- WRITTEN INSTRUCTION
Locate the word "alejado" in the data below, then copy every line that holds it.

- RECORDS FOR PROCESSING
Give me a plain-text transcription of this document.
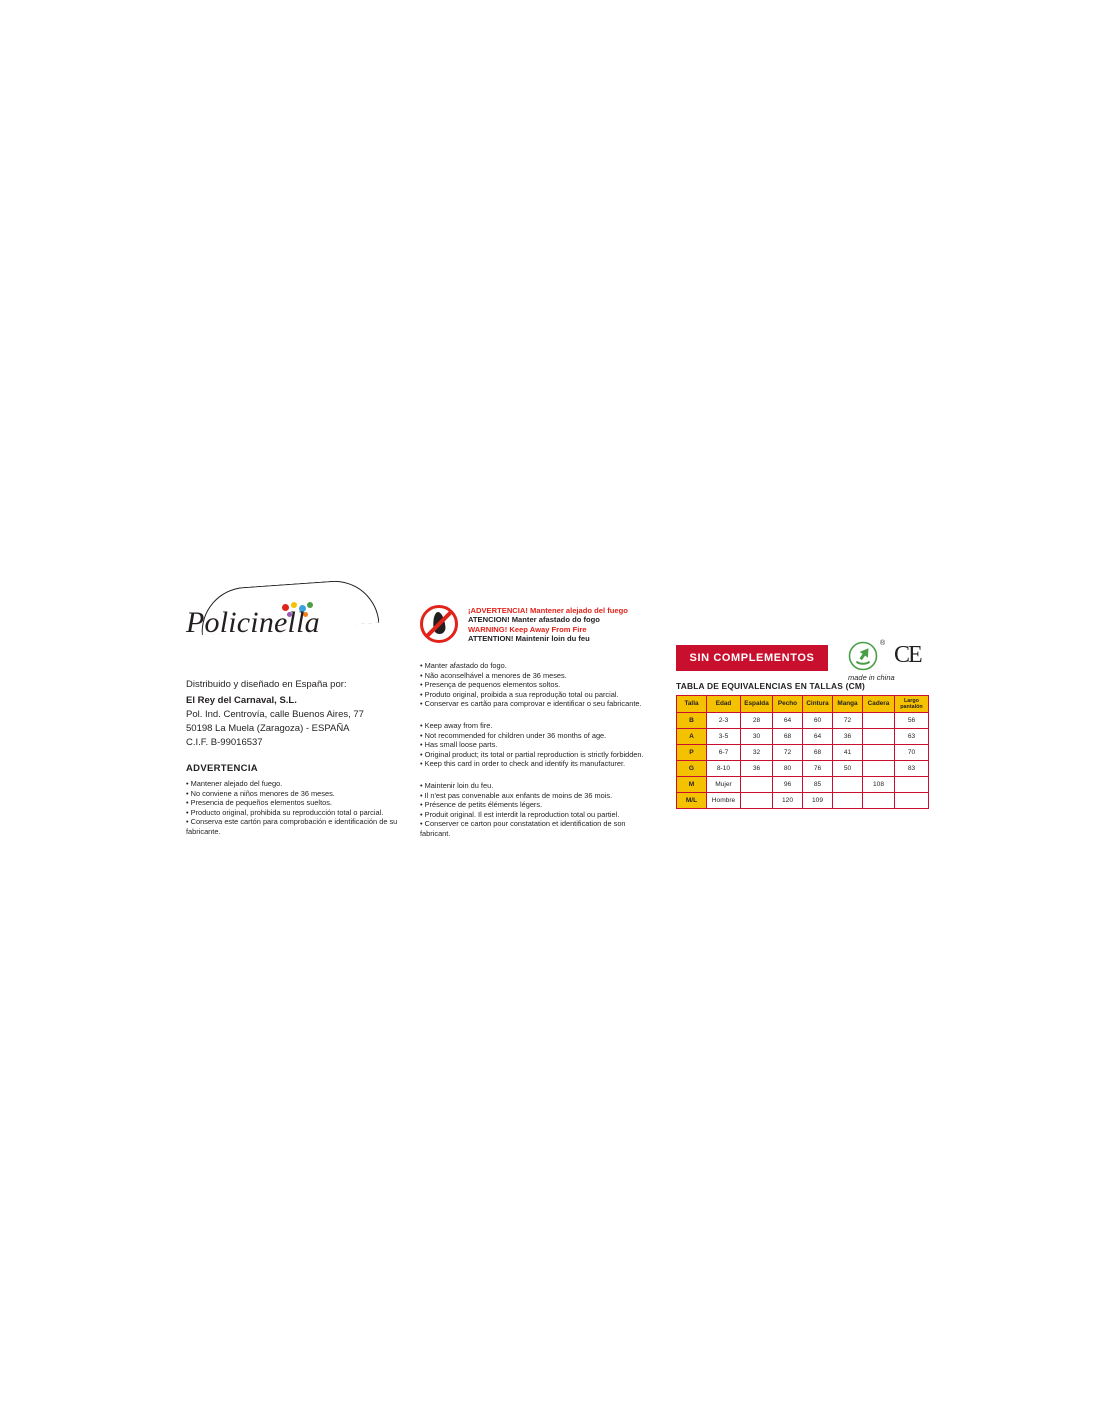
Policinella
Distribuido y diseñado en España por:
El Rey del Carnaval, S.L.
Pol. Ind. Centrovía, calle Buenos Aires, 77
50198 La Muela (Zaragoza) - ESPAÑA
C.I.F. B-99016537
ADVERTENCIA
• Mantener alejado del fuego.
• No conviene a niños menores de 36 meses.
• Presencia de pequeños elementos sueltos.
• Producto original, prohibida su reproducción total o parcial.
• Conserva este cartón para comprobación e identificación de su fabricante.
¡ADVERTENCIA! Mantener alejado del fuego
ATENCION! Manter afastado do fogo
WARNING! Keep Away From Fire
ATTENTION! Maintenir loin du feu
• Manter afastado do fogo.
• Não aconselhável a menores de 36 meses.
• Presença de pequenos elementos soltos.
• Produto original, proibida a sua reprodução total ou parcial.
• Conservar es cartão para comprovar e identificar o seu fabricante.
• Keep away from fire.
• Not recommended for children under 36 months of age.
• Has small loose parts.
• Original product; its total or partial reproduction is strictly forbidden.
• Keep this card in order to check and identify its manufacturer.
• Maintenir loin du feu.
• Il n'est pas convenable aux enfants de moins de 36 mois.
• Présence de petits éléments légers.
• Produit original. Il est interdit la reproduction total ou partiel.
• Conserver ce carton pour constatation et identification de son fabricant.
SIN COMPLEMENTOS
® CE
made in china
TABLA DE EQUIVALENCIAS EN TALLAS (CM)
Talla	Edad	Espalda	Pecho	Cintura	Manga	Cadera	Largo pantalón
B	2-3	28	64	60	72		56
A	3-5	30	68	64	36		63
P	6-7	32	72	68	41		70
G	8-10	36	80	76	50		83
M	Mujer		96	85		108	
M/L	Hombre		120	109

- OUTPUT BELOW
• Mantener alejado del fuego.
¡ADVERTENCIA! Mantener alejado del fuego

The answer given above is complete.